Dokumen Sumber –
========

Jakarta, PONTAS.ID – Ketua Dewan Masjid Indonesia (DMI) Jusuf Kalla meminta tabloid ‘Indonesia Barokah’ yang telah tiba di masjid-masjid sebaiknya dibakar.
Menananggapi apa yang disampaikan pria akrab disapa JK ini. Tim Kampanye Nasional Joko Widodo (Jokowi)-Ma’ruf Amin menilai arahan Wapres itu tersebut agar masjid steril dari kampanye politik.
“Saya menilai bahwa Pak JK mengingatkan kita agar masjid jangan dipakai untuk kampanye. Jika hal itu dilakukan dan Tabloid Indonesia Barokah mengandung unsur kampanye, apalagi kampanye hitam, hoax dan politisasi ayat, tentu langkah Pak JK perlu didukung,” kata jubir TKN Jokowi-Ma’ruf, Ace Hasan Syadzily, Sabtu (26/1/2019).
Ace menegaskan pihaknya tak terkait dengan tabloid yang sudah tersebar di Banten, Jawa Barat, Jawa Tengah, dan Jawa Timur. TKN mendukung dan berkomitmen agar tempat ibadah tak dipolitisasi.

========

[Data yang dikumpulkan]
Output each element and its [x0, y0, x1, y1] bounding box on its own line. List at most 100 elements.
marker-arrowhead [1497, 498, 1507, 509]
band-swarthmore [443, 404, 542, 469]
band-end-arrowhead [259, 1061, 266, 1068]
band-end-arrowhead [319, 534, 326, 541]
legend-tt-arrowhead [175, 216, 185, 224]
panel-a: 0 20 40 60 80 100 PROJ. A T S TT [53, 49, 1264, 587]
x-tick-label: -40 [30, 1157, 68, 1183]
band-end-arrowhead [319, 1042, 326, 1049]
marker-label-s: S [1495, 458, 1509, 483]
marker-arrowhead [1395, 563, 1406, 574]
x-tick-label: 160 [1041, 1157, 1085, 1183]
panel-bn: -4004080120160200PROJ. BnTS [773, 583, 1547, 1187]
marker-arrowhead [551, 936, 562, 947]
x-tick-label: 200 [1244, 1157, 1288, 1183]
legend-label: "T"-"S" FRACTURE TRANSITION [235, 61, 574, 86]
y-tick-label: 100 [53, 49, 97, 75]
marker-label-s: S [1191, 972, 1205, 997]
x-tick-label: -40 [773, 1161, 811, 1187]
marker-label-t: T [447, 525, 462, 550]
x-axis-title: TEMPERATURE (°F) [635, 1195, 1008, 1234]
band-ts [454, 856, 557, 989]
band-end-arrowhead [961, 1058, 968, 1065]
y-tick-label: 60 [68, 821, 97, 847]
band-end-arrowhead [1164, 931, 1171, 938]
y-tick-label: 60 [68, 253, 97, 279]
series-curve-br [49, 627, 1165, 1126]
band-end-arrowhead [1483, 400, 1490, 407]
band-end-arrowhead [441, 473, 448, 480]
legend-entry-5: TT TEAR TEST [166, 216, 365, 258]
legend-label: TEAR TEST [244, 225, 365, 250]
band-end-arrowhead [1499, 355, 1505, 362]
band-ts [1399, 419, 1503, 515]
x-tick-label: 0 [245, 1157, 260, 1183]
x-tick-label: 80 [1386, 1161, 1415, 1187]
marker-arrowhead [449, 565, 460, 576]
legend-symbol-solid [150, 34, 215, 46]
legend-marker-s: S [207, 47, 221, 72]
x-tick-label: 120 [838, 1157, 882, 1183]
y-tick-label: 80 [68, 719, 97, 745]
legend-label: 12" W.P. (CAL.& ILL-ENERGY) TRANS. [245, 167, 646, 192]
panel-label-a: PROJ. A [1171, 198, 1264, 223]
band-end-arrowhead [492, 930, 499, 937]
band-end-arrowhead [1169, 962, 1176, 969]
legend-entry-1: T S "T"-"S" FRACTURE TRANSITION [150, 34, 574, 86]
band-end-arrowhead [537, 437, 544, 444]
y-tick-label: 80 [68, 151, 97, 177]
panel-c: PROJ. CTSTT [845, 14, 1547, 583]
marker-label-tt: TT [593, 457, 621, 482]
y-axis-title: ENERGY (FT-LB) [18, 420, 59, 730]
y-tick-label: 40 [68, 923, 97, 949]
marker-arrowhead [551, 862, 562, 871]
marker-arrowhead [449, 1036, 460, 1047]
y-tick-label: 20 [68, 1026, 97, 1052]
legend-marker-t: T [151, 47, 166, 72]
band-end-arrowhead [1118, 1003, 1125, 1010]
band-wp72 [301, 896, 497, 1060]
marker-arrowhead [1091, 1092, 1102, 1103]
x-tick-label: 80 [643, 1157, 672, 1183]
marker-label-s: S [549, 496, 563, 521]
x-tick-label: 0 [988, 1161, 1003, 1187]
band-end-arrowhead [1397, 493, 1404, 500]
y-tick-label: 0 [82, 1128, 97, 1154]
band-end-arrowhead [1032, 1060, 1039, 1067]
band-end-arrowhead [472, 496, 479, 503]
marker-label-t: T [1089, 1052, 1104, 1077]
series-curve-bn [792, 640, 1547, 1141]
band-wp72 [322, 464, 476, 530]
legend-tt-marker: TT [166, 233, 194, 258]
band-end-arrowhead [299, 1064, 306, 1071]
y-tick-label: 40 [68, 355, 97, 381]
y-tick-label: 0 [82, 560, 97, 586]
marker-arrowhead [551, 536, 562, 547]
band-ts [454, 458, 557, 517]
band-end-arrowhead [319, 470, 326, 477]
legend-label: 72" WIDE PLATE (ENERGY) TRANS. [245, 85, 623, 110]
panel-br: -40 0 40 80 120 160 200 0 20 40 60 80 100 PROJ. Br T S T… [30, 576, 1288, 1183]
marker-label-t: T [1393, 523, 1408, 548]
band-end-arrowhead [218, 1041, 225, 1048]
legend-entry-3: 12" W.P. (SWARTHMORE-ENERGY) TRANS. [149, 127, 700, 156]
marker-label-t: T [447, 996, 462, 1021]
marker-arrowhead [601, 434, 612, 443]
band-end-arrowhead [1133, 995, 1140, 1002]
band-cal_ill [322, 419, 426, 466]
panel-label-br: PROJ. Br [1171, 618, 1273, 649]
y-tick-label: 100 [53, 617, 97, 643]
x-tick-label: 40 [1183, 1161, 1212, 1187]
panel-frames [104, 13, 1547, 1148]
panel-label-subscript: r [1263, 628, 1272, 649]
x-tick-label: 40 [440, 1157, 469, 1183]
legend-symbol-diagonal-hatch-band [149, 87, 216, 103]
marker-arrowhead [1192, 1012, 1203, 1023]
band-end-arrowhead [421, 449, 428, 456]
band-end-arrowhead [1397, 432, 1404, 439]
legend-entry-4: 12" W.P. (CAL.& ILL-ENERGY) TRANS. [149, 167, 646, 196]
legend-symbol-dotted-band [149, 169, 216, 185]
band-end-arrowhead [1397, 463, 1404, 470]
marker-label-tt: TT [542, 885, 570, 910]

========

Tugas yang Dikerjakan –
**a)** Apakah setiap pernyataan berikut sesuai dengan berita tentang tabloid Indonesia Barokah? Jawab ya atau tidak, lalu kutip kata-kata berita yang menentukan jawabannya.
(i) Jusuf Kalla adalah Ketua Dewan Masjid Indonesia.
(ii) TKN Jokowi-Ma'ruf mengakui terkait dengan tabloid tersebut.
(iii) Ace Hasan Syadzily adalah juru bicara TKN Jokowi-Ma'ruf.
**b)** Ubah paragraf berita tentang tabloid Indonesia Barokah yang diawali "Ace menegaskan pihaknya" menjadi daftar poin yang memuat fakta-fakta utamanya.
**c)** Jawab pertanyaan berikut berdasarkan berita tentang tabloid Indonesia Barokah.
(i) Apa yang diminta Jusuf Kalla untuk dilakukan terhadap tabloid yang telah tiba di masjid-masjid?
(ii) Kapan Ace Hasan Syadzily menyampaikan pernyataannya?
(iii) Di wilayah mana saja tabloid itu sudah tersebar?

Kunci Jawaban –
**a)**
(i) Ya: "Ketua Dewan Masjid Indonesia (DMI) Jusuf Kalla"
(ii) Tidak: "Ace menegaskan pihaknya tak terkait dengan tabloid"
(iii) Ya: "kata jubir TKN Jokowi-Ma’ruf, Ace Hasan Syadzily"

**b)**
- Ace menegaskan bahwa TKN tidak terkait dengan tabloid tersebut.
- Tabloid itu sudah tersebar di Banten, Jawa Barat, Jawa Tengah, dan Jawa Timur.
- TKN mendukung dan berkomitmen agar tempat ibadah tidak dipolitisasi.

**c)**
(i) Tabloid itu sebaiknya dibakar.
(ii) Sabtu (26/1/2019).
(iii) Banten, Jawa Barat, Jawa Tengah, dan Jawa Timur.